• **Work to be completed**
Wherever a line holds the string "JSON", copy that line.

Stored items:
• • • •

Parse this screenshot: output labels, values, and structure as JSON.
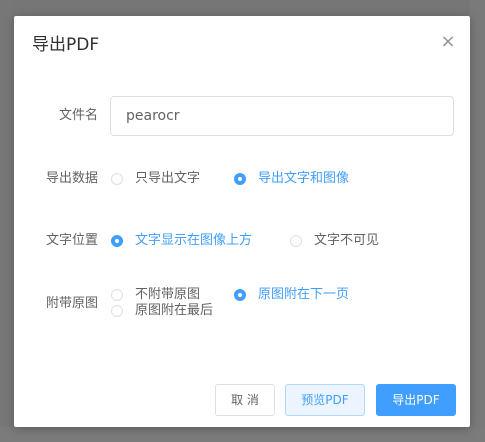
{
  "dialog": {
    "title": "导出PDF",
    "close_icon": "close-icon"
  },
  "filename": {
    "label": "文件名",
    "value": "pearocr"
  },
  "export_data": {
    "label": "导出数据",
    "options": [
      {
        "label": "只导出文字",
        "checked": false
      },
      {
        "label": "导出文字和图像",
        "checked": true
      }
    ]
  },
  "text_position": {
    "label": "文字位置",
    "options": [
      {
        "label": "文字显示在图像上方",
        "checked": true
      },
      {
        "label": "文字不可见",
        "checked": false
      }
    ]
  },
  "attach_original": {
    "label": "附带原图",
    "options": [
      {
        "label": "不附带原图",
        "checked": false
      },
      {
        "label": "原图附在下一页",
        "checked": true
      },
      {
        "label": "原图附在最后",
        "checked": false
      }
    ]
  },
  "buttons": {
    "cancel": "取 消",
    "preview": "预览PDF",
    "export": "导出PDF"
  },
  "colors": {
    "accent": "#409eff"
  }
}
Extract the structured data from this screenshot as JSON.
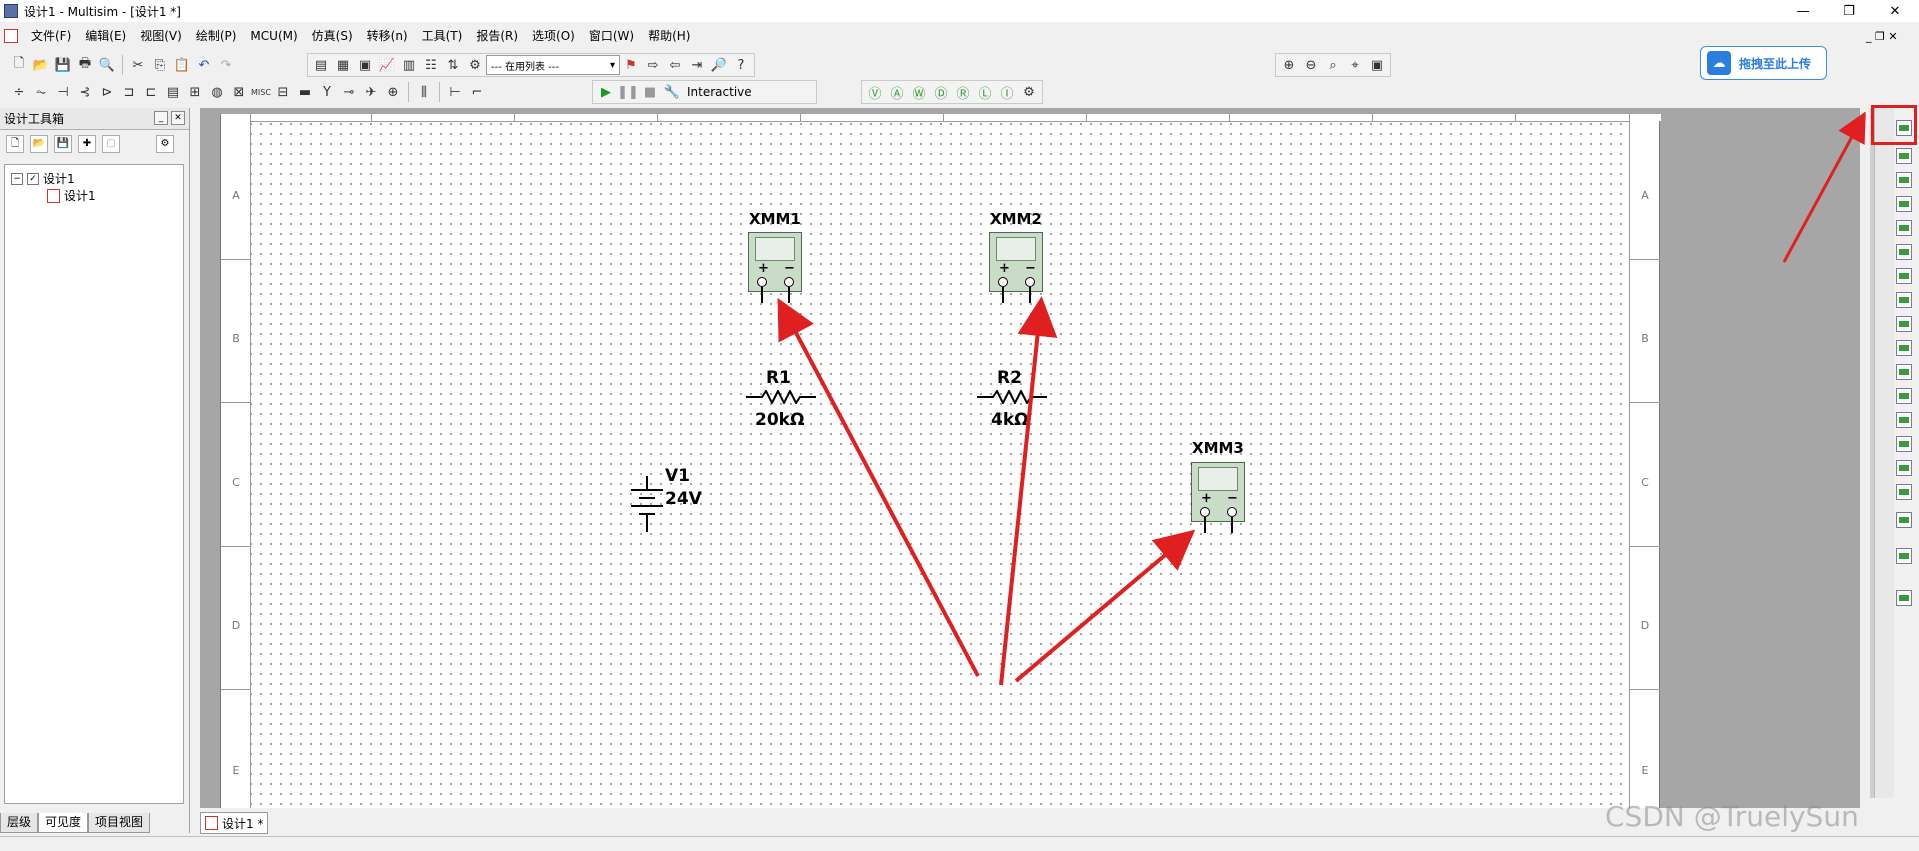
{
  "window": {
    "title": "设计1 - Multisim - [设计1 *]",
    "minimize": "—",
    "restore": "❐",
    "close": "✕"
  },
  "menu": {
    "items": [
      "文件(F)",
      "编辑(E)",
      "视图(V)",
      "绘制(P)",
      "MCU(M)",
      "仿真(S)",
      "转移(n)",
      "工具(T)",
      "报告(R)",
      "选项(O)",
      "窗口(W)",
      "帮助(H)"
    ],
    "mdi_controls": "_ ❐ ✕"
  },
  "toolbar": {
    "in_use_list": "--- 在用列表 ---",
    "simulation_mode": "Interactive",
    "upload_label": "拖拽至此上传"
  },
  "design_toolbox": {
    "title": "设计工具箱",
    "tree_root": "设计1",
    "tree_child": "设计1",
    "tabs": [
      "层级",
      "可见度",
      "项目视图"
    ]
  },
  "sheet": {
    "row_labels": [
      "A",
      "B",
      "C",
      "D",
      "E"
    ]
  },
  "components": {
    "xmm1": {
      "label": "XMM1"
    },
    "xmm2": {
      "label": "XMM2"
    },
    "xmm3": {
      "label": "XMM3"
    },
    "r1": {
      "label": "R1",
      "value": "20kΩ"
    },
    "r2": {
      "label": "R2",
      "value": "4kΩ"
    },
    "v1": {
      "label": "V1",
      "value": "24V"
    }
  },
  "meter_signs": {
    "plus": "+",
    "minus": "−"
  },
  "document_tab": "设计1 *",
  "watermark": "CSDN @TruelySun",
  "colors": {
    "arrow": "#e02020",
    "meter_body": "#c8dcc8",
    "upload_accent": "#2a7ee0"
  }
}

• • • •

• **The reply**
Parse this screenshot: output labels, values, and structure as JSON.
Extract the structured data from this screenshot as JSON.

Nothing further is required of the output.